---------- Data shown ----------

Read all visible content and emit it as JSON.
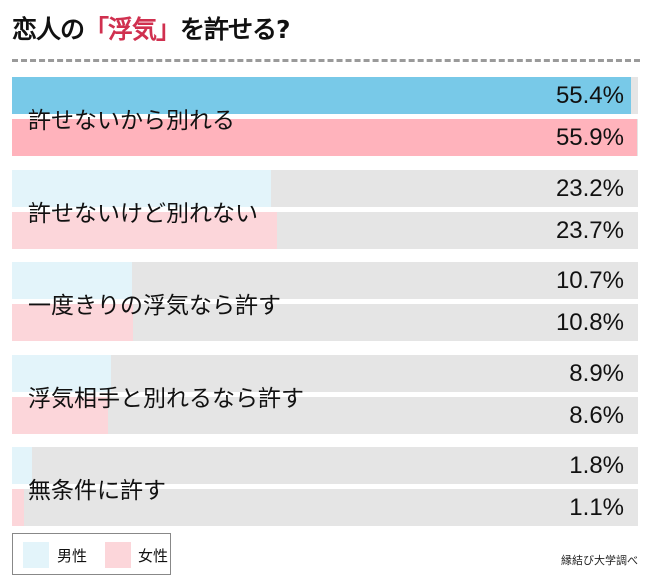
{
  "chart_data": {
    "type": "bar",
    "orientation": "horizontal",
    "title_parts": [
      "恋人の",
      "「浮気」",
      "を許せる?"
    ],
    "categories": [
      "許せないから別れる",
      "許せないけど別れない",
      "一度きりの浮気なら許す",
      "浮気相手と別れるなら許す",
      "無条件に許す"
    ],
    "series": [
      {
        "name": "男性",
        "values": [
          55.4,
          23.2,
          10.7,
          8.9,
          1.8
        ],
        "value_labels": [
          "55.4%",
          "23.2%",
          "10.7%",
          "8.9%",
          "1.8%"
        ],
        "color": "#e3f4fa",
        "highlight_color": "#78c9e8"
      },
      {
        "name": "女性",
        "values": [
          55.9,
          23.7,
          10.8,
          8.6,
          1.1
        ],
        "value_labels": [
          "55.9%",
          "23.7%",
          "10.8%",
          "8.6%",
          "1.1%"
        ],
        "color": "#fcd6da",
        "highlight_color": "#ffb3bc"
      }
    ],
    "xlim": [
      0,
      56
    ],
    "background_color": "#e5e5e5",
    "title_highlight_color": "#d0304f",
    "legend_position": "bottom-left",
    "source": "縁結び大学調べ"
  }
}
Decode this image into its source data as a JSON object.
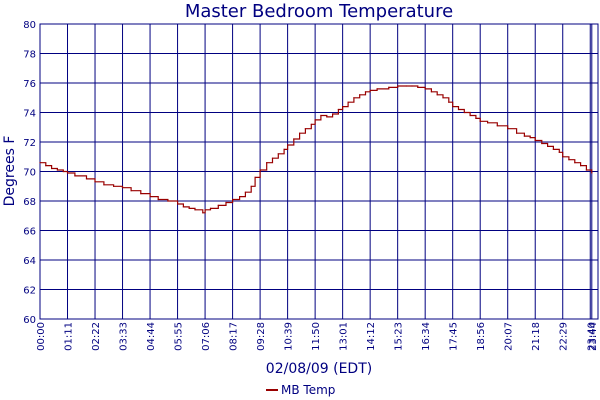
{
  "chart_data": {
    "type": "line",
    "title": "Master Bedroom Temperature",
    "xlabel": "02/08/09 (EDT)",
    "ylabel": "Degrees F",
    "ylim": [
      60,
      80
    ],
    "yticks": [
      "60",
      "62",
      "64",
      "66",
      "68",
      "70",
      "72",
      "74",
      "76",
      "78",
      "80"
    ],
    "xticks": [
      "00:00",
      "01:11",
      "02:22",
      "03:33",
      "04:44",
      "05:55",
      "07:06",
      "08:17",
      "09:28",
      "10:39",
      "11:50",
      "13:01",
      "14:12",
      "15:23",
      "16:34",
      "17:45",
      "18:56",
      "20:07",
      "21:18",
      "22:29",
      "23:40",
      "23:44"
    ],
    "grid": true,
    "legend_position": "bottom-center",
    "step": true,
    "colors": {
      "series": "#990000",
      "axes": "#000080"
    },
    "series": [
      {
        "name": "MB Temp",
        "x": [
          "00:00",
          "00:15",
          "00:30",
          "00:45",
          "01:00",
          "01:11",
          "01:30",
          "02:00",
          "02:22",
          "02:45",
          "03:10",
          "03:33",
          "03:55",
          "04:20",
          "04:44",
          "05:05",
          "05:30",
          "05:55",
          "06:10",
          "06:25",
          "06:40",
          "07:00",
          "07:06",
          "07:20",
          "07:40",
          "08:00",
          "08:17",
          "08:35",
          "08:50",
          "09:05",
          "09:15",
          "09:28",
          "09:45",
          "10:00",
          "10:15",
          "10:30",
          "10:39",
          "10:55",
          "11:10",
          "11:25",
          "11:40",
          "11:50",
          "12:05",
          "12:20",
          "12:35",
          "12:50",
          "13:01",
          "13:15",
          "13:30",
          "13:45",
          "14:00",
          "14:12",
          "14:30",
          "15:00",
          "15:23",
          "15:45",
          "16:00",
          "16:15",
          "16:34",
          "16:50",
          "17:05",
          "17:20",
          "17:35",
          "17:45",
          "18:00",
          "18:15",
          "18:30",
          "18:45",
          "18:56",
          "19:15",
          "19:40",
          "20:07",
          "20:30",
          "20:50",
          "21:05",
          "21:18",
          "21:35",
          "21:50",
          "22:05",
          "22:20",
          "22:29",
          "22:45",
          "23:00",
          "23:15",
          "23:30",
          "23:44"
        ],
        "values": [
          70.6,
          70.4,
          70.2,
          70.1,
          70.0,
          69.9,
          69.7,
          69.5,
          69.3,
          69.1,
          69.0,
          68.9,
          68.7,
          68.5,
          68.3,
          68.1,
          68.0,
          67.8,
          67.6,
          67.5,
          67.4,
          67.2,
          67.4,
          67.5,
          67.7,
          67.9,
          68.1,
          68.3,
          68.6,
          69.0,
          69.6,
          70.1,
          70.6,
          70.9,
          71.2,
          71.5,
          71.8,
          72.2,
          72.6,
          72.9,
          73.2,
          73.5,
          73.8,
          73.7,
          73.9,
          74.2,
          74.4,
          74.7,
          75.0,
          75.2,
          75.4,
          75.5,
          75.6,
          75.7,
          75.8,
          75.8,
          75.8,
          75.7,
          75.6,
          75.4,
          75.2,
          75.0,
          74.7,
          74.4,
          74.2,
          74.0,
          73.8,
          73.6,
          73.4,
          73.3,
          73.1,
          72.9,
          72.6,
          72.4,
          72.3,
          72.1,
          71.9,
          71.7,
          71.5,
          71.3,
          71.0,
          70.8,
          70.6,
          70.4,
          70.1,
          69.9
        ]
      }
    ]
  }
}
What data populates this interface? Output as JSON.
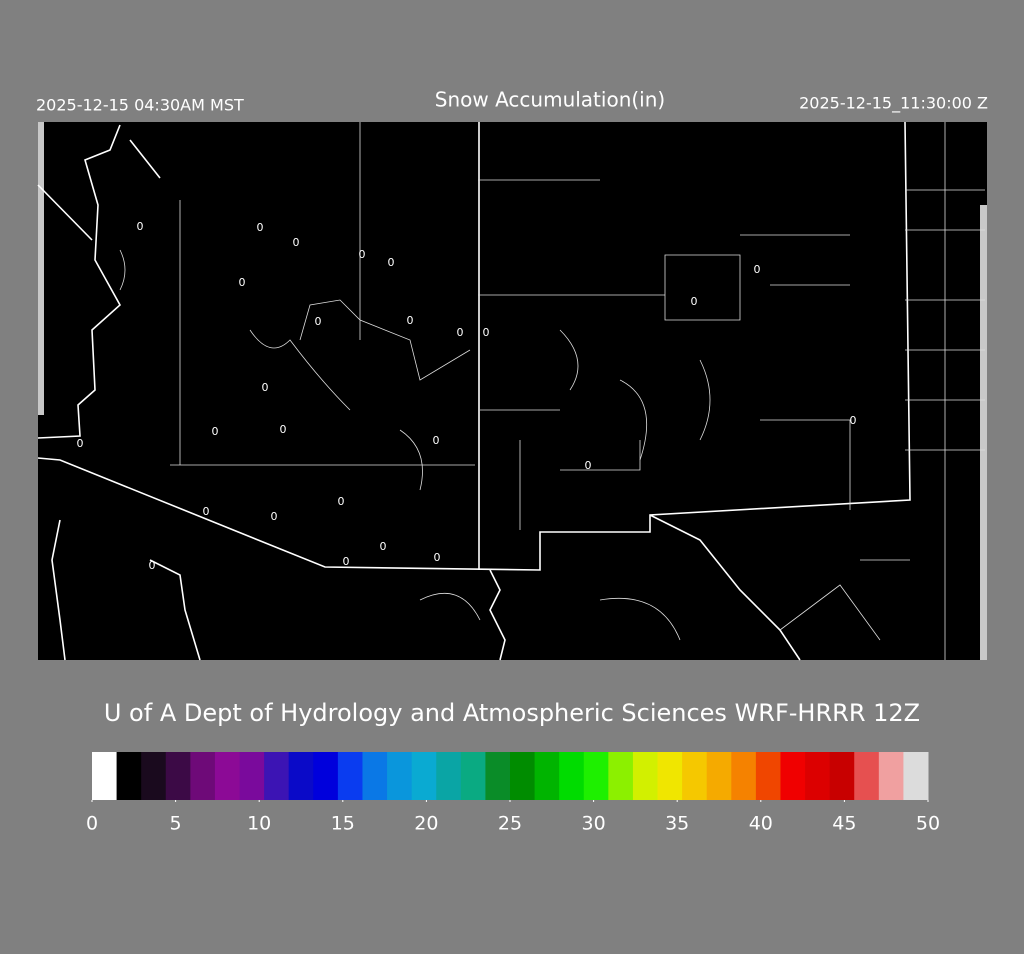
{
  "header": {
    "left": "2025-12-15 04:30AM MST",
    "title": "Snow Accumulation(in)",
    "right": "2025-12-15_11:30:00 Z"
  },
  "map": {
    "contour_labels": [
      "0",
      "0",
      "0",
      "0",
      "0",
      "0",
      "0",
      "0",
      "0",
      "0",
      "0",
      "0",
      "0",
      "0",
      "0",
      "0",
      "0",
      "0",
      "0",
      "0",
      "0",
      "0",
      "0",
      "0",
      "0",
      "0"
    ]
  },
  "footer": {
    "credit": "U of A Dept of Hydrology and Atmospheric Sciences WRF-HRRR 12Z"
  },
  "colorbar": {
    "range": [
      0,
      50
    ],
    "ticks": [
      0,
      5,
      10,
      15,
      20,
      25,
      30,
      35,
      40,
      45,
      50
    ],
    "colors": [
      "#ffffff",
      "#000000",
      "#1a0a1e",
      "#3c0a46",
      "#6e0a78",
      "#8c0a96",
      "#7a0a9c",
      "#3c14b4",
      "#0a0ac8",
      "#0000dc",
      "#0a3cf0",
      "#0a78e6",
      "#0a96dc",
      "#0aaad2",
      "#0aa5a5",
      "#0aaa82",
      "#0a8c28",
      "#008c00",
      "#00b400",
      "#00dc00",
      "#1ef000",
      "#8cf000",
      "#d2f000",
      "#f0e600",
      "#f5c800",
      "#f5aa00",
      "#f58200",
      "#f04600",
      "#f00000",
      "#dc0000",
      "#c80000",
      "#e65050",
      "#f0a0a0",
      "#dcdcdc"
    ]
  }
}
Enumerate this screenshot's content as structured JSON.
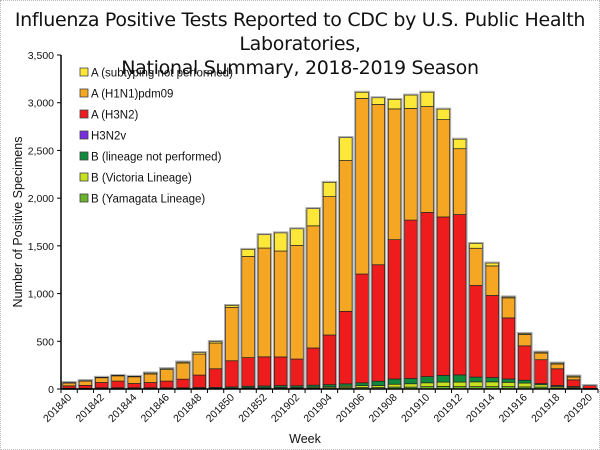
{
  "chart_data": {
    "type": "bar",
    "stacked": true,
    "title": "Influenza Positive Tests Reported to CDC by U.S. Public Health Laboratories, National Summary, 2018-2019 Season",
    "title_lines": [
      "Influenza Positive Tests Reported to CDC by U.S. Public Health Laboratories,",
      "National Summary, 2018-2019 Season"
    ],
    "xlabel": "Week",
    "ylabel": "Number of Positive Specimens",
    "ylim": [
      0,
      3500
    ],
    "yticks": [
      0,
      500,
      1000,
      1500,
      2000,
      2500,
      3000,
      3500
    ],
    "ytick_labels": [
      "0",
      "500",
      "1,000",
      "1,500",
      "2,000",
      "2,500",
      "3,000",
      "3,500"
    ],
    "grid": false,
    "legend_position": "top-left",
    "categories": [
      "201840",
      "201841",
      "201842",
      "201843",
      "201844",
      "201845",
      "201846",
      "201847",
      "201848",
      "201849",
      "201850",
      "201851",
      "201852",
      "201901",
      "201902",
      "201903",
      "201904",
      "201905",
      "201906",
      "201907",
      "201908",
      "201909",
      "201910",
      "201911",
      "201912",
      "201913",
      "201914",
      "201915",
      "201916",
      "201917",
      "201918",
      "201919",
      "201920"
    ],
    "xtick_labels": [
      "201840",
      "",
      "201842",
      "",
      "201844",
      "",
      "201846",
      "",
      "201848",
      "",
      "201850",
      "",
      "201852",
      "",
      "201902",
      "",
      "201904",
      "",
      "201906",
      "",
      "201908",
      "",
      "201910",
      "",
      "201912",
      "",
      "201914",
      "",
      "201916",
      "",
      "201918",
      "",
      "201920"
    ],
    "series": [
      {
        "name": "B (Yamagata Lineage)",
        "color": "#6ab42d",
        "values": [
          2,
          2,
          3,
          3,
          3,
          3,
          3,
          3,
          3,
          4,
          5,
          8,
          8,
          10,
          8,
          10,
          12,
          14,
          15,
          15,
          20,
          20,
          25,
          28,
          25,
          25,
          25,
          25,
          22,
          20,
          12,
          8,
          2
        ]
      },
      {
        "name": "B (Victoria Lineage)",
        "color": "#c8e11e",
        "values": [
          1,
          1,
          2,
          2,
          2,
          2,
          2,
          2,
          3,
          3,
          4,
          6,
          6,
          8,
          8,
          10,
          12,
          15,
          20,
          22,
          30,
          35,
          40,
          45,
          48,
          50,
          50,
          45,
          40,
          25,
          15,
          10,
          2
        ]
      },
      {
        "name": "B (lineage not performed)",
        "color": "#0f8a3c",
        "values": [
          5,
          5,
          8,
          8,
          8,
          8,
          8,
          8,
          10,
          10,
          12,
          15,
          18,
          18,
          18,
          20,
          22,
          25,
          30,
          45,
          55,
          55,
          65,
          70,
          75,
          50,
          45,
          35,
          30,
          12,
          10,
          8,
          2
        ]
      },
      {
        "name": "H3N2v",
        "color": "#7a2ce0",
        "values": [
          0,
          0,
          0,
          0,
          0,
          0,
          0,
          0,
          0,
          0,
          0,
          0,
          0,
          0,
          0,
          0,
          0,
          0,
          0,
          0,
          0,
          0,
          0,
          0,
          0,
          0,
          0,
          0,
          0,
          0,
          0,
          0,
          0
        ]
      },
      {
        "name": "A (H3N2)",
        "color": "#ee1c1c",
        "values": [
          25,
          30,
          55,
          70,
          45,
          55,
          70,
          90,
          130,
          195,
          275,
          300,
          305,
          300,
          280,
          390,
          520,
          760,
          1140,
          1220,
          1460,
          1660,
          1720,
          1660,
          1680,
          960,
          860,
          640,
          360,
          250,
          175,
          70,
          30
        ]
      },
      {
        "name": "A (H1N1)pdm09",
        "color": "#f5a623",
        "values": [
          30,
          45,
          50,
          55,
          70,
          90,
          120,
          170,
          220,
          270,
          560,
          1060,
          1140,
          1110,
          1190,
          1280,
          1450,
          1580,
          1840,
          1680,
          1370,
          1170,
          1110,
          1020,
          690,
          390,
          310,
          210,
          120,
          70,
          50,
          30,
          0
        ]
      },
      {
        "name": "A (subtyping not performed)",
        "color": "#fde83a",
        "values": [
          5,
          5,
          5,
          5,
          5,
          10,
          10,
          10,
          15,
          15,
          20,
          75,
          140,
          190,
          175,
          180,
          150,
          240,
          65,
          70,
          100,
          140,
          150,
          110,
          100,
          50,
          30,
          10,
          10,
          10,
          10,
          10,
          0
        ]
      }
    ]
  },
  "legend_order": [
    {
      "label": "A (subtyping not performed)",
      "color": "#fde83a"
    },
    {
      "label": "A (H1N1)pdm09",
      "color": "#f5a623"
    },
    {
      "label": "A (H3N2)",
      "color": "#ee1c1c"
    },
    {
      "label": "H3N2v",
      "color": "#7a2ce0"
    },
    {
      "label": "B (lineage not performed)",
      "color": "#0f8a3c"
    },
    {
      "label": "B (Victoria Lineage)",
      "color": "#c8e11e"
    },
    {
      "label": "B (Yamagata Lineage)",
      "color": "#6ab42d"
    }
  ]
}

----------

| Work to complete |
Search the data for "Tests". Copy every line that has it.

| Response to the task |
    "title": "Influenza Positive Tests Reported to CDC by U.S. Public Health Laboratories, National Summary, 2018-2019 Season",
      "Influenza Positive Tests Reported to CDC by U.S. Public Health Laboratories,",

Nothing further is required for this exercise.